* **ISTRUZIONI DEL COMPITO**
Riproduci per intero, parola per parola, l'estratto del testo riportato qui sotto.

* **ESTRATTO DEL TESTO**
=====
Nella più antica prova pervenutaci, l’Orazione di Cristo nell’orto (Bristol, City Art Gallery, inv. K1648), gli echi della cultura ferrarese assimilati a Bologna s’innestano su uno stile analitico alla fiamminga; il medesimo tema è affrontato nella miniatura conservata nel Museum of art di Cleveland (inv. 1927.161), proveniente da palazzo Antaldi a Urbino (Dolci,1775, 1933, p. 326).
=====
[Righe di annotazione delle regioni]
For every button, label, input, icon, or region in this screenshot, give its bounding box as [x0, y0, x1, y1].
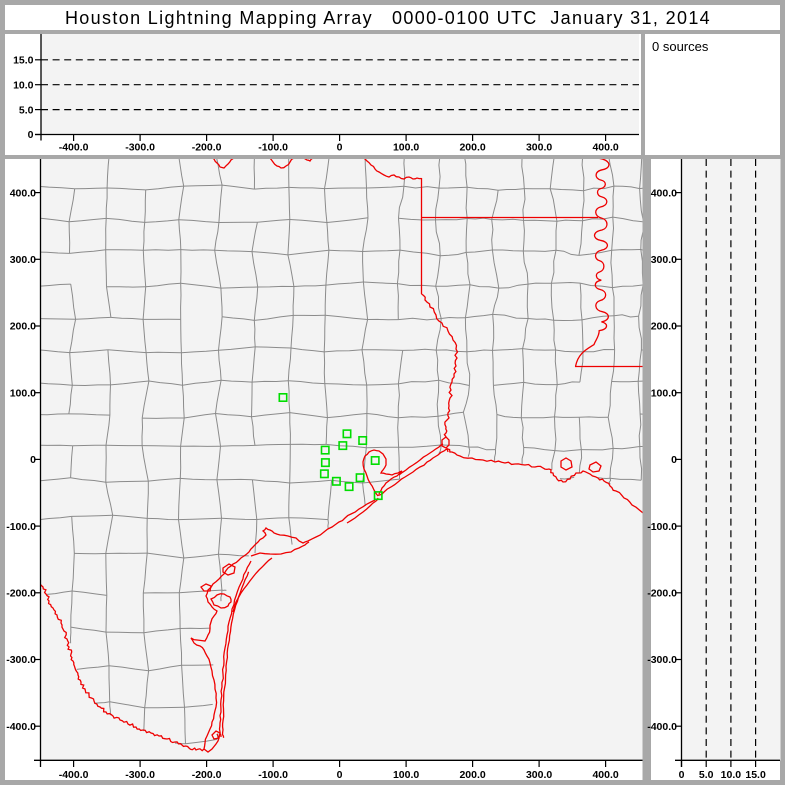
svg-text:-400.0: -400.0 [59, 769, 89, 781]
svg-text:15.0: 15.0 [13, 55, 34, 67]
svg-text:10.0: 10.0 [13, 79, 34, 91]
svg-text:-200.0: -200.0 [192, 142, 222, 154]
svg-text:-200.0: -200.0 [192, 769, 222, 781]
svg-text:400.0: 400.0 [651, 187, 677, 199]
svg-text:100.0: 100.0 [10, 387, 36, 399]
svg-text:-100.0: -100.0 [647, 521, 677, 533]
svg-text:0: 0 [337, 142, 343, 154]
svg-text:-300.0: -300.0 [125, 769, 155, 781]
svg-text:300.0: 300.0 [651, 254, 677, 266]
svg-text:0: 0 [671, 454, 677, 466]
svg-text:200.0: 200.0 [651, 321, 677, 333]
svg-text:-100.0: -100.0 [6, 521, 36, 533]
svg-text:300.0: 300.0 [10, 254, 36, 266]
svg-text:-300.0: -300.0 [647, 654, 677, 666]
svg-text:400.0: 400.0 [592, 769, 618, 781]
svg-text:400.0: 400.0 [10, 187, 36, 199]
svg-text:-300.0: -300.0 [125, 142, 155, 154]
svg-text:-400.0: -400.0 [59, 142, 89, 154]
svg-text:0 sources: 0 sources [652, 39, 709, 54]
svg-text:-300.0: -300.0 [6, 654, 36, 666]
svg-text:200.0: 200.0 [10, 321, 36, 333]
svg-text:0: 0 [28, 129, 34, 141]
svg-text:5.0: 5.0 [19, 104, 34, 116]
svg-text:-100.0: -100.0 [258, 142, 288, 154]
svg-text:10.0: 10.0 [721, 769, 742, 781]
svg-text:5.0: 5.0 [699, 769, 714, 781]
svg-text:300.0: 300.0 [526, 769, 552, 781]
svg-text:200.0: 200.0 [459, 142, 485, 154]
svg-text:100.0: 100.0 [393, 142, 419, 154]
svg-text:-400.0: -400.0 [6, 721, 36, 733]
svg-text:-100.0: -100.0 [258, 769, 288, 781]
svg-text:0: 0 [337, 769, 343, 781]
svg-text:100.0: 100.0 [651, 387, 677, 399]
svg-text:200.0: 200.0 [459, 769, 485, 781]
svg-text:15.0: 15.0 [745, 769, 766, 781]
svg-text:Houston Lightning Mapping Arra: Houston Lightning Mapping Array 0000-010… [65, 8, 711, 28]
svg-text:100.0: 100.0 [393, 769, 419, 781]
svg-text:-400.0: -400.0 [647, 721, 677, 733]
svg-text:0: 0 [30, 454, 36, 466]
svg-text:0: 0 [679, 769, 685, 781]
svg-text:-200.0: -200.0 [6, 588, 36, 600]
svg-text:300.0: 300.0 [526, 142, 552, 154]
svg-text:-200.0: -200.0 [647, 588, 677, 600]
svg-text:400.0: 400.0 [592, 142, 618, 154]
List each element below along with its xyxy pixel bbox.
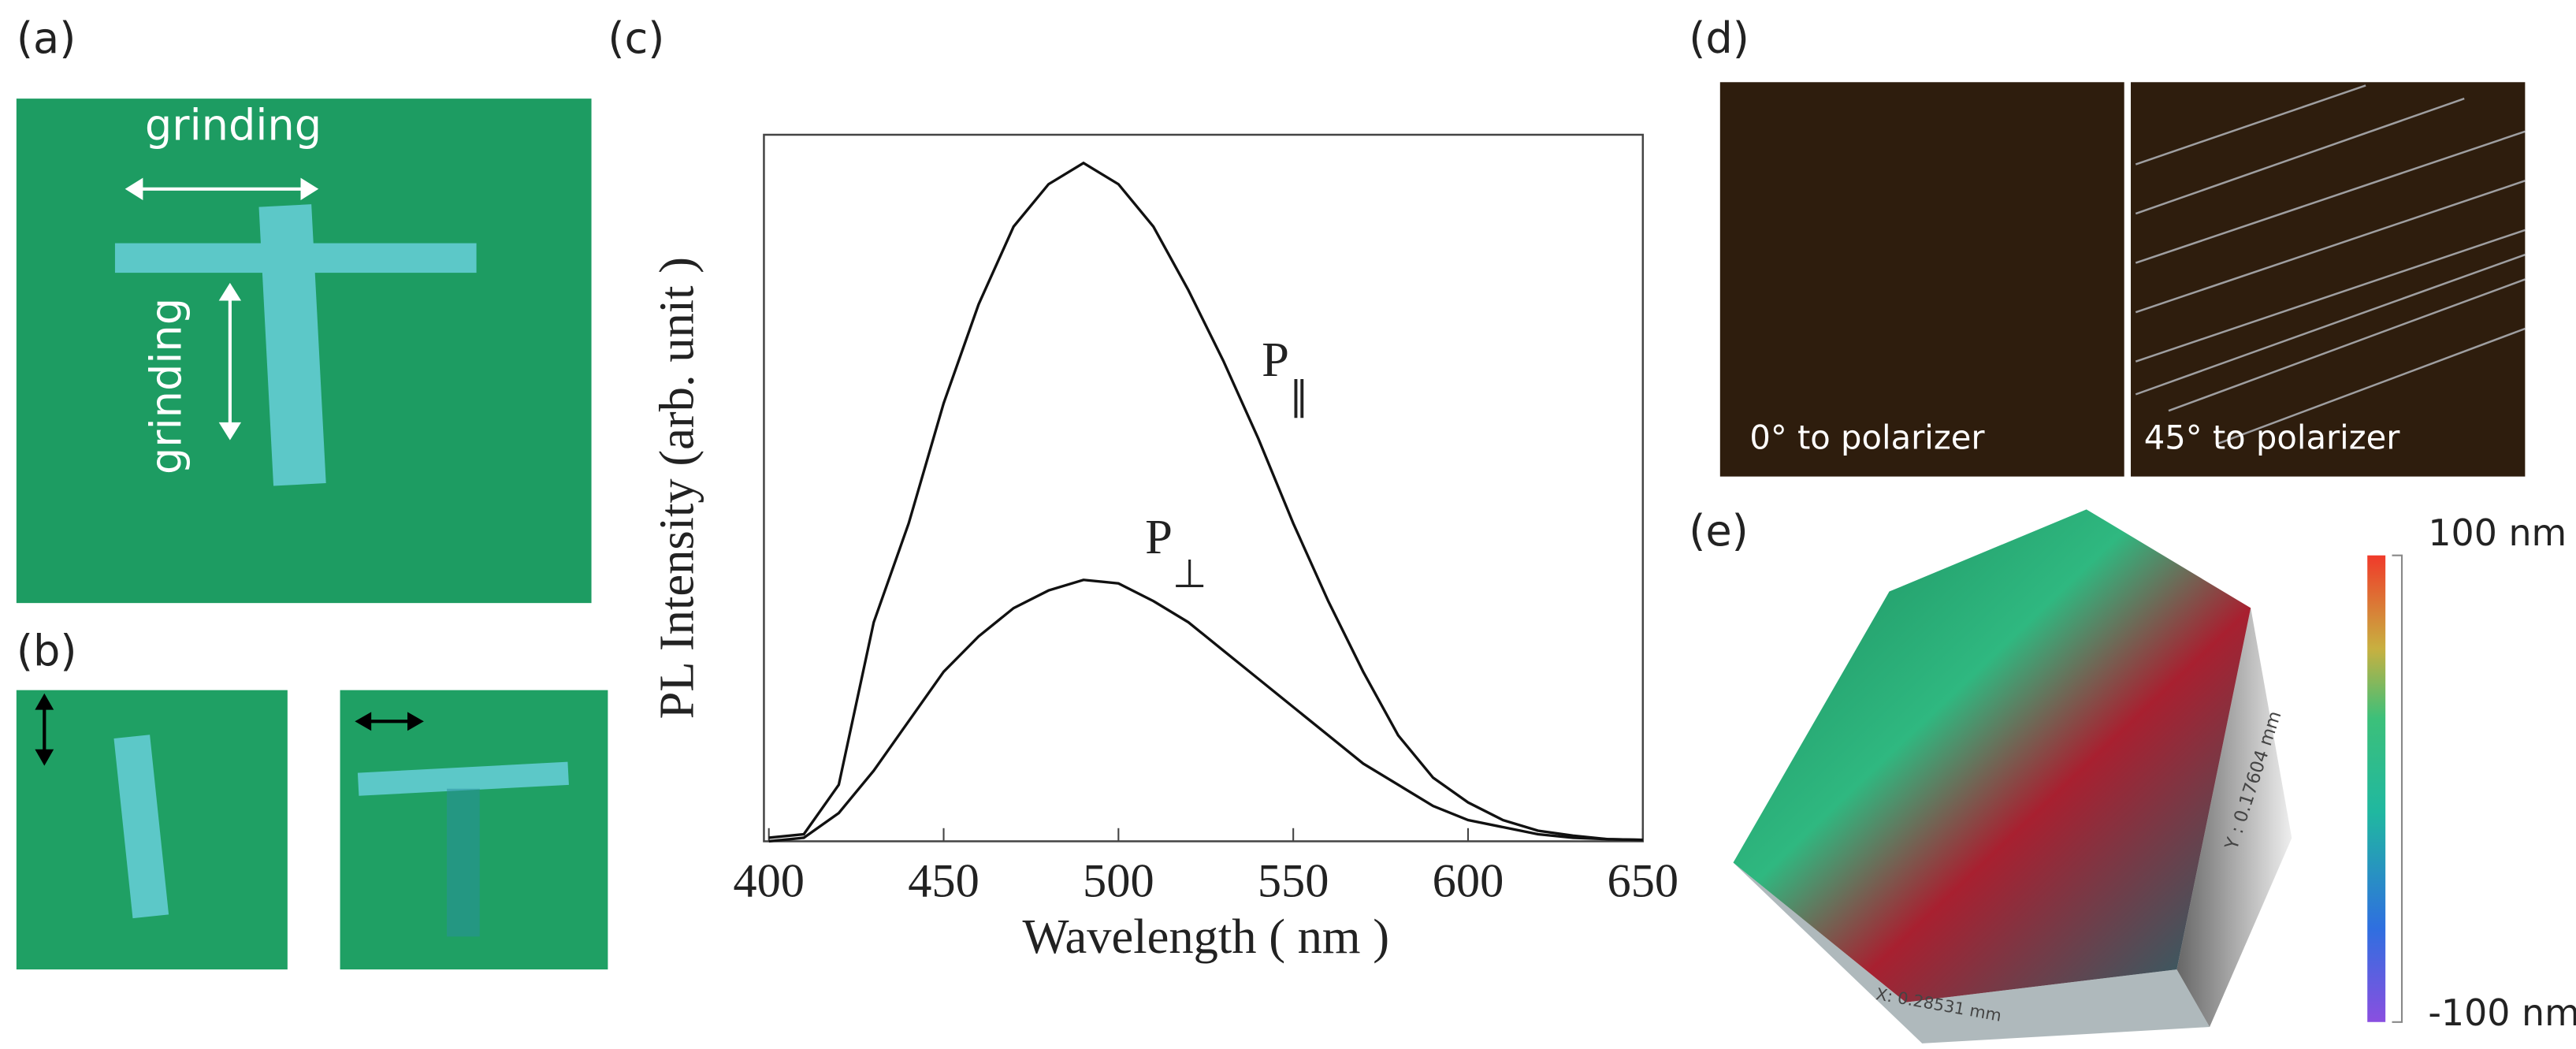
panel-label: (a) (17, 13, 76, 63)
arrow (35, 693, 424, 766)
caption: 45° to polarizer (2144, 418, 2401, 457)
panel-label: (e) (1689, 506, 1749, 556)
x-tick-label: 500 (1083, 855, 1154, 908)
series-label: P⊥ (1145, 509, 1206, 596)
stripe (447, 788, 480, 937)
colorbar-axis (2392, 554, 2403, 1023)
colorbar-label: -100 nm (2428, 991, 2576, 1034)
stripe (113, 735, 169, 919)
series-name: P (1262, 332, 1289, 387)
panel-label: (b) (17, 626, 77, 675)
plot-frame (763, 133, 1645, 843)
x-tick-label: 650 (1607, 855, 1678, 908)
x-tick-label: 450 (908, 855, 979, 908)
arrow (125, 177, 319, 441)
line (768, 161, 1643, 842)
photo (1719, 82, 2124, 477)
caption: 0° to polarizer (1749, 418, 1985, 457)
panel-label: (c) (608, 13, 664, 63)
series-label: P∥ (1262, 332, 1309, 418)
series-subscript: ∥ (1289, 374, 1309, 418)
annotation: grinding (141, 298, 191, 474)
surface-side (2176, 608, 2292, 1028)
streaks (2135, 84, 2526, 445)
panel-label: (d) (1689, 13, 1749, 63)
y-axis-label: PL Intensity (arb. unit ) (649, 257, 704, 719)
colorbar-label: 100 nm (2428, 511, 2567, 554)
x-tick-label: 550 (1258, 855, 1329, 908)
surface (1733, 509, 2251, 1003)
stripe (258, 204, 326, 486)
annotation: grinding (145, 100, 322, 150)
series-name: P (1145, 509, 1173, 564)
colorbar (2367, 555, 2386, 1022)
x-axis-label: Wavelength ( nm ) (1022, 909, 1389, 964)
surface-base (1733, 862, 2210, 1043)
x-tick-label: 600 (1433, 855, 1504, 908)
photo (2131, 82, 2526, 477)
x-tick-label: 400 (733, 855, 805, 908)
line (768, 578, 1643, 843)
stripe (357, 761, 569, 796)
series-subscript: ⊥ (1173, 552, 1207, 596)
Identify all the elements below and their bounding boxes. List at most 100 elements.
=====
* **RISULTATO**
Nella più antica prova pervenutaci, l’Orazione di Cristo nell’orto (Bristol, City Art Gallery, inv. K1648), gli echi della cultura ferrarese assimilati a Bologna s’innestano su uno stile analitico alla fiamminga; il medesimo tema è affrontato nella miniatura conservata nel Museum of art di Cleveland (inv. 1927.161), proveniente da palazzo Antaldi a Urbino (Dolci,1775, 1933, p. 326).